▼

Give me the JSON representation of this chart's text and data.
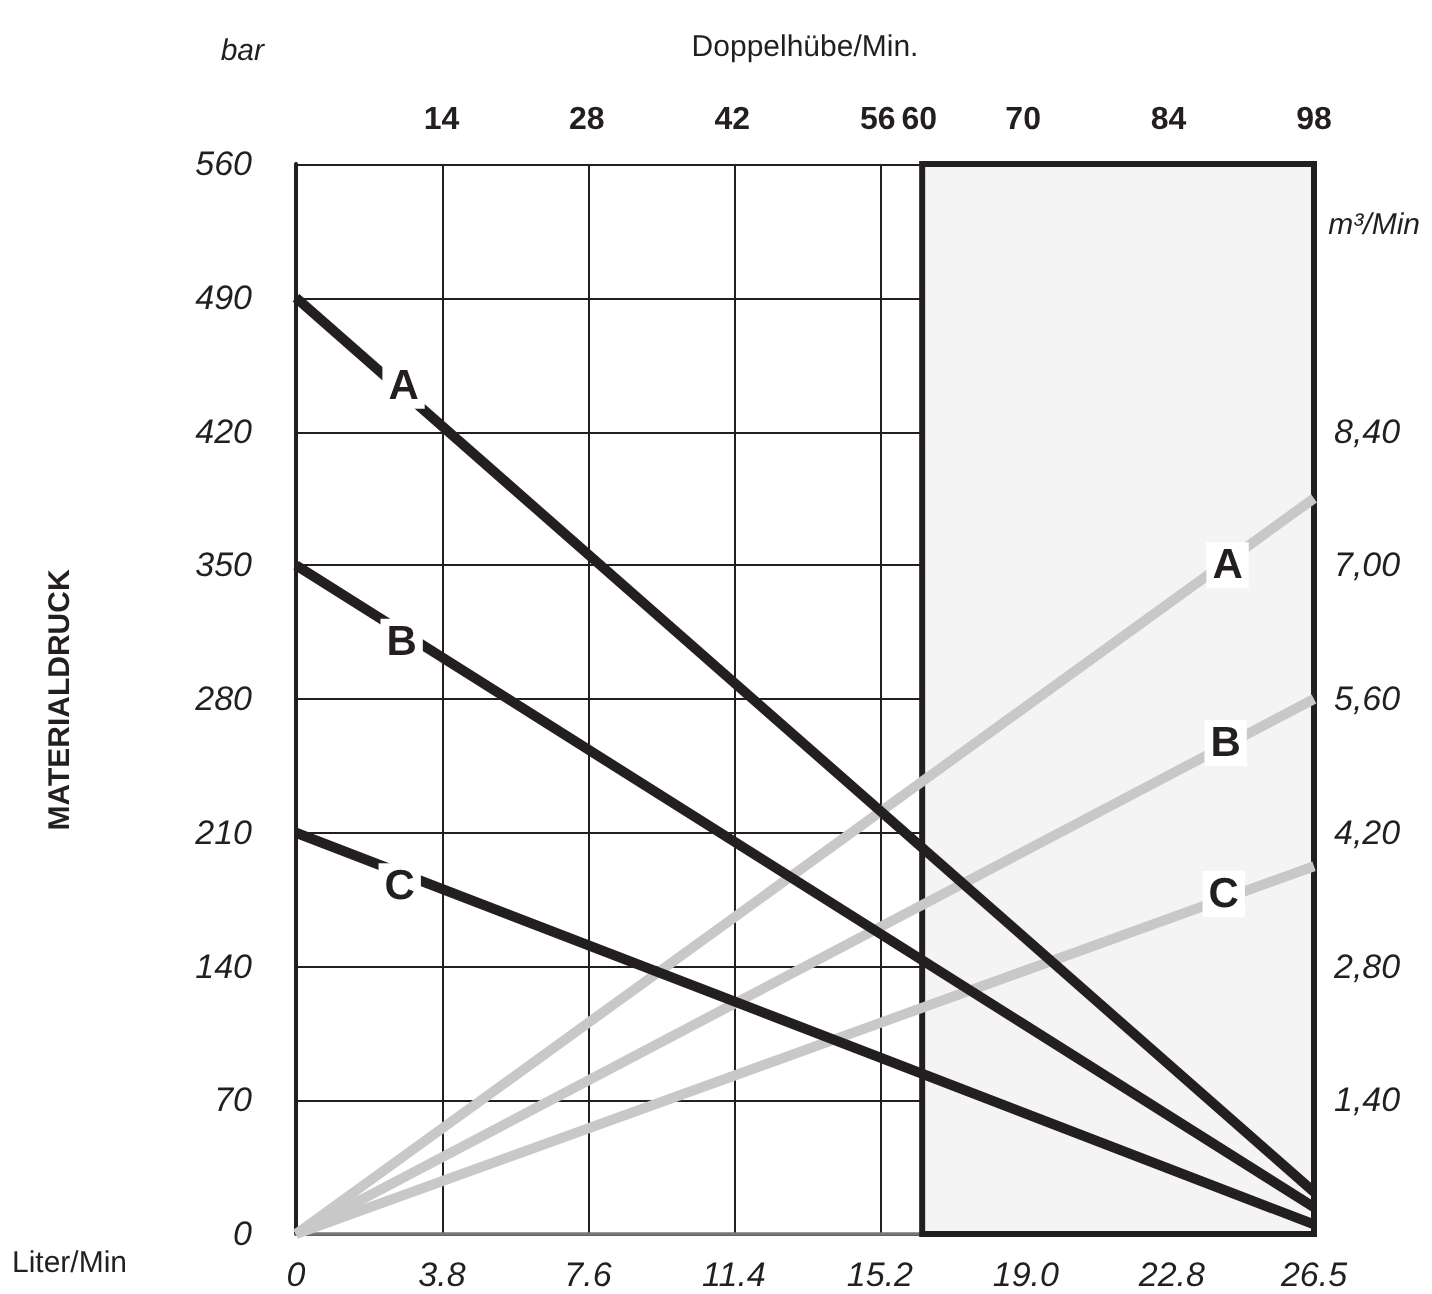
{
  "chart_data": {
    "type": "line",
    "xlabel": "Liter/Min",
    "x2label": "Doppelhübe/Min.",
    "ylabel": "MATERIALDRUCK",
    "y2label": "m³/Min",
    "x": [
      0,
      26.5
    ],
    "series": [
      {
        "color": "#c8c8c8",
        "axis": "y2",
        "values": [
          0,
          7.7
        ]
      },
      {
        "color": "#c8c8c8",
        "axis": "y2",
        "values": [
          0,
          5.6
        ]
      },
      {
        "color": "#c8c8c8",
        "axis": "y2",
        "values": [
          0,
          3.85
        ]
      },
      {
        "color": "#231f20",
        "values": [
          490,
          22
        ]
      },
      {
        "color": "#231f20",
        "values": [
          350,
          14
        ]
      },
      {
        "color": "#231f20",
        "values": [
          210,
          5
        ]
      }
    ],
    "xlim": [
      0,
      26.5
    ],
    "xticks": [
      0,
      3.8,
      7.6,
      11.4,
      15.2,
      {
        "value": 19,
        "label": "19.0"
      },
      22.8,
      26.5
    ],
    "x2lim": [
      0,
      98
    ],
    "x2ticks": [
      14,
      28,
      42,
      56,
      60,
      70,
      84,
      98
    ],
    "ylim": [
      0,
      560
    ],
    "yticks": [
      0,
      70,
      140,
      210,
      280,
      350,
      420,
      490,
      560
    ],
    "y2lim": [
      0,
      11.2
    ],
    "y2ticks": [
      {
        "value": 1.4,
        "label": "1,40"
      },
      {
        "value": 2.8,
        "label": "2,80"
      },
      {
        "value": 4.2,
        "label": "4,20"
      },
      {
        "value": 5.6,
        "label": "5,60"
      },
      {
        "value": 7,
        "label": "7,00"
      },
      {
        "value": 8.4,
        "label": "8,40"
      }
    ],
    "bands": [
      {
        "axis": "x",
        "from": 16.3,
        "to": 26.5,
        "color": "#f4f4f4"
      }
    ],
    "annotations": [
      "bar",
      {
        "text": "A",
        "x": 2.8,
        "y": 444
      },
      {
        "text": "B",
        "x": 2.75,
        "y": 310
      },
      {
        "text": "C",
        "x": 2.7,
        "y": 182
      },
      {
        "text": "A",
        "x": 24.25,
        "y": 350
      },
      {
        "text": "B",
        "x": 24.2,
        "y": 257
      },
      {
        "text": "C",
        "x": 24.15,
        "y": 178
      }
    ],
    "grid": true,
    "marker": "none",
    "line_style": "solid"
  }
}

▲

### WHAT TO PRODUCE
Copy out the data above exactly, except the pictures.

### SOLUTION TO THE EXERCISE
Give me the JSON representation of this chart's text and data.
{
  "chart_data": {
    "type": "line",
    "xlabel": "Liter/Min",
    "x2label": "Doppelhübe/Min.",
    "ylabel": "MATERIALDRUCK",
    "y2label": "m³/Min",
    "x": [
      0,
      26.5
    ],
    "series": [
      {
        "color": "#c8c8c8",
        "axis": "y2",
        "values": [
          0,
          7.7
        ]
      },
      {
        "color": "#c8c8c8",
        "axis": "y2",
        "values": [
          0,
          5.6
        ]
      },
      {
        "color": "#c8c8c8",
        "axis": "y2",
        "values": [
          0,
          3.85
        ]
      },
      {
        "color": "#231f20",
        "values": [
          490,
          22
        ]
      },
      {
        "color": "#231f20",
        "values": [
          350,
          14
        ]
      },
      {
        "color": "#231f20",
        "values": [
          210,
          5
        ]
      }
    ],
    "xlim": [
      0,
      26.5
    ],
    "xticks": [
      0,
      3.8,
      7.6,
      11.4,
      15.2,
      {
        "value": 19,
        "label": "19.0"
      },
      22.8,
      26.5
    ],
    "x2lim": [
      0,
      98
    ],
    "x2ticks": [
      14,
      28,
      42,
      56,
      60,
      70,
      84,
      98
    ],
    "ylim": [
      0,
      560
    ],
    "yticks": [
      0,
      70,
      140,
      210,
      280,
      350,
      420,
      490,
      560
    ],
    "y2lim": [
      0,
      11.2
    ],
    "y2ticks": [
      {
        "value": 1.4,
        "label": "1,40"
      },
      {
        "value": 2.8,
        "label": "2,80"
      },
      {
        "value": 4.2,
        "label": "4,20"
      },
      {
        "value": 5.6,
        "label": "5,60"
      },
      {
        "value": 7,
        "label": "7,00"
      },
      {
        "value": 8.4,
        "label": "8,40"
      }
    ],
    "bands": [
      {
        "axis": "x",
        "from": 16.3,
        "to": 26.5,
        "color": "#f4f4f4"
      }
    ],
    "annotations": [
      "bar",
      {
        "text": "A",
        "x": 2.8,
        "y": 444
      },
      {
        "text": "B",
        "x": 2.75,
        "y": 310
      },
      {
        "text": "C",
        "x": 2.7,
        "y": 182
      },
      {
        "text": "A",
        "x": 24.25,
        "y": 350
      },
      {
        "text": "B",
        "x": 24.2,
        "y": 257
      },
      {
        "text": "C",
        "x": 24.15,
        "y": 178
      }
    ],
    "grid": true,
    "marker": "none",
    "line_style": "solid"
  }
}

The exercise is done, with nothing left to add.